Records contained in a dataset
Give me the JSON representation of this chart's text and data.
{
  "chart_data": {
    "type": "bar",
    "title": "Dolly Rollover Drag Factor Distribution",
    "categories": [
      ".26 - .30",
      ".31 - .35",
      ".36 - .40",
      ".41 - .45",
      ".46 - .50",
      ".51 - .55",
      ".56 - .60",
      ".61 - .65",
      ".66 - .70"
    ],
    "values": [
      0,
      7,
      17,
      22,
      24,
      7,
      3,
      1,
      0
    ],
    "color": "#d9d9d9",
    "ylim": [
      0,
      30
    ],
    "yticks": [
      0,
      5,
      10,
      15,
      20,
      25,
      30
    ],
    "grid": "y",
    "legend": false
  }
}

---

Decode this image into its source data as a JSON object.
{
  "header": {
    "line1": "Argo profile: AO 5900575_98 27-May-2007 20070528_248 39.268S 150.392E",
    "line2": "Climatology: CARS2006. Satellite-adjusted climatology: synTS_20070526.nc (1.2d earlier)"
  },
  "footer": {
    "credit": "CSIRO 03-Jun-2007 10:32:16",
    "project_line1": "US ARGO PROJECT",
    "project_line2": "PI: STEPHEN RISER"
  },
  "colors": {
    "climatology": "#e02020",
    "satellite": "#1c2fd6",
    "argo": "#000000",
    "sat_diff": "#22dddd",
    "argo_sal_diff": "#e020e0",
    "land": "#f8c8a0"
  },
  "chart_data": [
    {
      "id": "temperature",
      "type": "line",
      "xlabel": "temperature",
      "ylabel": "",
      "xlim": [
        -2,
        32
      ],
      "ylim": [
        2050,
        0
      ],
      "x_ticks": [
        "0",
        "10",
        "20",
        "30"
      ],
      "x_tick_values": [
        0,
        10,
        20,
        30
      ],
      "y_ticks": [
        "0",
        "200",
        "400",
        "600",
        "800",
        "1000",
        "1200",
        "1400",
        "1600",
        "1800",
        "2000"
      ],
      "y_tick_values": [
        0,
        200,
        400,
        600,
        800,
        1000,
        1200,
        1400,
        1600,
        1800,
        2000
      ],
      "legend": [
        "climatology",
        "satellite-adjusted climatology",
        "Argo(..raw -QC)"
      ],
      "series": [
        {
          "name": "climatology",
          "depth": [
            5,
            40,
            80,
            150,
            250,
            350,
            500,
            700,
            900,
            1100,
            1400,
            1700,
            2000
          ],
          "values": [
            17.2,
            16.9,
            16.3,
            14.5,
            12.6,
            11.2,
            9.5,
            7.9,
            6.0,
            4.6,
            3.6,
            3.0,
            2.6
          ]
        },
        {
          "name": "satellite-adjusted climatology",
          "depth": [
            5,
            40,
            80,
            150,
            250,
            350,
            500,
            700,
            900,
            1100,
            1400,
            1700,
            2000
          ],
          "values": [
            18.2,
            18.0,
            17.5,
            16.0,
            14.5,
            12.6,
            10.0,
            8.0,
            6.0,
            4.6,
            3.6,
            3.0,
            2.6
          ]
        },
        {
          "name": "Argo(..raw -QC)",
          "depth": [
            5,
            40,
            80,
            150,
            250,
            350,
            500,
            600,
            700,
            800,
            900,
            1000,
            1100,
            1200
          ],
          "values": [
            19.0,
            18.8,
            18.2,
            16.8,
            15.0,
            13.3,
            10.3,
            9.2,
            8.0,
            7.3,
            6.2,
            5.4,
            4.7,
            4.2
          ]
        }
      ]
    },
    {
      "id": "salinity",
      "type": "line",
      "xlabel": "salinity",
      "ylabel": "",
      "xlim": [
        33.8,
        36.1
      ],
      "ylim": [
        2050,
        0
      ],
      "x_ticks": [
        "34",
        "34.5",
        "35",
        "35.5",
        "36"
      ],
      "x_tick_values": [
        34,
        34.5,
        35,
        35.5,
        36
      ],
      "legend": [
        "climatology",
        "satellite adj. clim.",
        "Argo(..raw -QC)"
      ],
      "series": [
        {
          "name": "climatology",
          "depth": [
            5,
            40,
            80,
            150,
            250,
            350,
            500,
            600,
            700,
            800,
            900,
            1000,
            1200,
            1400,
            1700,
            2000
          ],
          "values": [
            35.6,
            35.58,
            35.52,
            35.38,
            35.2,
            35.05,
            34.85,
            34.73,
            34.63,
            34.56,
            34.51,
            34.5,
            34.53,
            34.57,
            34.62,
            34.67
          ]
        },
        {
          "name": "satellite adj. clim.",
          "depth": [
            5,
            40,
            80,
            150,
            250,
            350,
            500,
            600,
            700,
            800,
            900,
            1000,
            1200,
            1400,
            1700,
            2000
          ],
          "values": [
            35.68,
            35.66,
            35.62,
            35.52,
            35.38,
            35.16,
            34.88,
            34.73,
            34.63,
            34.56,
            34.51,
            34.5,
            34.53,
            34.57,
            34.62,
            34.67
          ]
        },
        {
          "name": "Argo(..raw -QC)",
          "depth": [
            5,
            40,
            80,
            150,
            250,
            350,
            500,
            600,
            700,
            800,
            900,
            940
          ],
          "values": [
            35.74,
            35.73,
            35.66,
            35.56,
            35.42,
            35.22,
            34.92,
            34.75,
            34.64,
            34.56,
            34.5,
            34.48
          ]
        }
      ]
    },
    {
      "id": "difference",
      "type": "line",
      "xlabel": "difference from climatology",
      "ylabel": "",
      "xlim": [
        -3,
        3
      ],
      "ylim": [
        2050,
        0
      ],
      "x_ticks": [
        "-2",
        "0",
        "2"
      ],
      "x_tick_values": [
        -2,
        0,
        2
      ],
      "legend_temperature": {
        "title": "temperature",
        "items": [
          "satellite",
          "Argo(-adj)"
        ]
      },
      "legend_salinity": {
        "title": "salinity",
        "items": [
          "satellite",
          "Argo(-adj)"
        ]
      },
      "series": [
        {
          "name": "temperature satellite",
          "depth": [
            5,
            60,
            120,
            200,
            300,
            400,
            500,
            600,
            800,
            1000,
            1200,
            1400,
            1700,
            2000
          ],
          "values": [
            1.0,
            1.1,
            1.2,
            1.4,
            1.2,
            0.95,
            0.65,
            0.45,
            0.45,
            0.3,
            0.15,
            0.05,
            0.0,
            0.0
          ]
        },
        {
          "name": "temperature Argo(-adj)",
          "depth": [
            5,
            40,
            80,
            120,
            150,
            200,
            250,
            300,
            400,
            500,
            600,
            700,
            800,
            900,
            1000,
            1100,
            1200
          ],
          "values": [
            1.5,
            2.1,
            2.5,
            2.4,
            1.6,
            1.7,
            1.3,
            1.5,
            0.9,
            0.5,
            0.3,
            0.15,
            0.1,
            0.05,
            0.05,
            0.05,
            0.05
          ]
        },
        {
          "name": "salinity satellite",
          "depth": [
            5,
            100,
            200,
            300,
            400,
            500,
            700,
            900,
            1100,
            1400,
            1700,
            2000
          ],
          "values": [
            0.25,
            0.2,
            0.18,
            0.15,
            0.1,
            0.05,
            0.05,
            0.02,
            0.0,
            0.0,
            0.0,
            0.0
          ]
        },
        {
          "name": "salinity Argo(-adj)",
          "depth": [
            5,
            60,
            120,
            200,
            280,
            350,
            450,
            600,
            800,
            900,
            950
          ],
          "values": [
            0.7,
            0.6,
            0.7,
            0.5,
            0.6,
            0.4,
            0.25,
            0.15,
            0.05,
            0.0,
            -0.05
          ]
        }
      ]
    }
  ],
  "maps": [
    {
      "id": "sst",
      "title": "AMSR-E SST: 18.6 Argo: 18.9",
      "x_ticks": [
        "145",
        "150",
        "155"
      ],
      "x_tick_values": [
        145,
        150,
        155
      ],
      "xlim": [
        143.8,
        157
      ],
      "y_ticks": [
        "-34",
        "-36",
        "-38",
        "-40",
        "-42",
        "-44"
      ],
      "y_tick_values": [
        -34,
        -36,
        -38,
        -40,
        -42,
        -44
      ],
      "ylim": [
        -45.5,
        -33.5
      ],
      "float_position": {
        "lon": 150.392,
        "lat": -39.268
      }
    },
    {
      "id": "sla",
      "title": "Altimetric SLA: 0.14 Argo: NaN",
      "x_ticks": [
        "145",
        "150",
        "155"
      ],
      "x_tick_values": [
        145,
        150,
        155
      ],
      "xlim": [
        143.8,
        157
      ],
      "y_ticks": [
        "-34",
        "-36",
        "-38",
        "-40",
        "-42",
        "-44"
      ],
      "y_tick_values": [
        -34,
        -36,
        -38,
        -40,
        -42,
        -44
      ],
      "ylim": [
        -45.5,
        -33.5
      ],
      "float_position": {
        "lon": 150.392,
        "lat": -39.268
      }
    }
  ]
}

...

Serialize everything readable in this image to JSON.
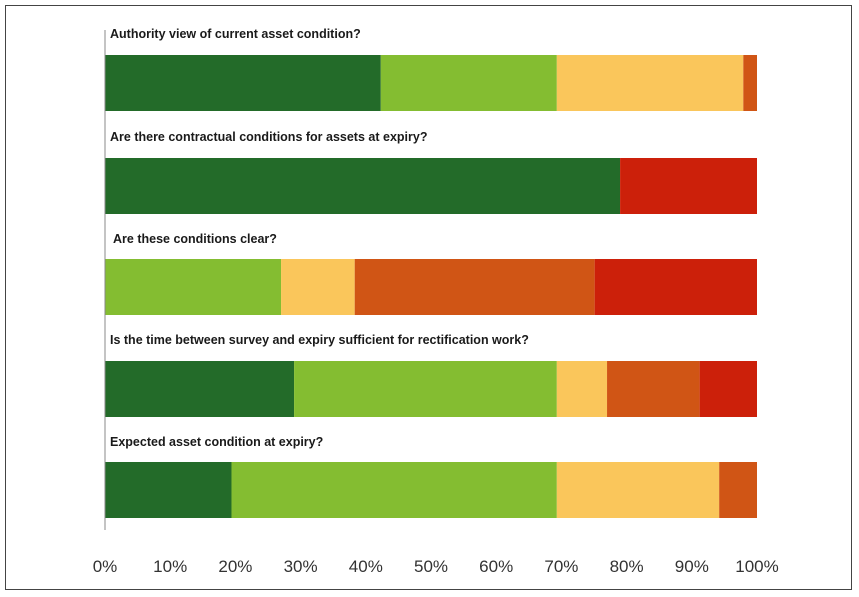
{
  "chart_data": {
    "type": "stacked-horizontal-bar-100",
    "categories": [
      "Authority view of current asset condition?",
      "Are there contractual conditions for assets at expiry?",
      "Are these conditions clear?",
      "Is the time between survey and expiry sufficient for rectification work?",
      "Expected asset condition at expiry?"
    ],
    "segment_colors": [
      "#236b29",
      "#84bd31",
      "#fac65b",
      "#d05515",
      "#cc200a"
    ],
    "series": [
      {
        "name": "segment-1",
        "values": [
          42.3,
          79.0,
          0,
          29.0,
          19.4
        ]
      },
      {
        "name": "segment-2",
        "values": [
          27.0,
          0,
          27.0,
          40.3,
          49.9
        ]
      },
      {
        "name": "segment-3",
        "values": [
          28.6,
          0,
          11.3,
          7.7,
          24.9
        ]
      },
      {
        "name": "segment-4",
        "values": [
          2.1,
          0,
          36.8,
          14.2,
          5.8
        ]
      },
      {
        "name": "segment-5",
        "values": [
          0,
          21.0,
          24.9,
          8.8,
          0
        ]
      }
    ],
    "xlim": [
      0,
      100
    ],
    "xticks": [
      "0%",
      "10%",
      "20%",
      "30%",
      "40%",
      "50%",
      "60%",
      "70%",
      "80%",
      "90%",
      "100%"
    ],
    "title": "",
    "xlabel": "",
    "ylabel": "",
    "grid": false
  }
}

§ **What this task involves**: Write out every line of the entries that holds the word "title".

§ **Worked solution**:
    "title": "Dolly Rollover Drag Factor Distribution",
        "title": "temperature",
        "title": "salinity",
      "title": "AMSR-E SST: 18.6 Argo: 18.9",
      "title": "Altimetric SLA: 0.14 Argo: NaN",
    "title": "",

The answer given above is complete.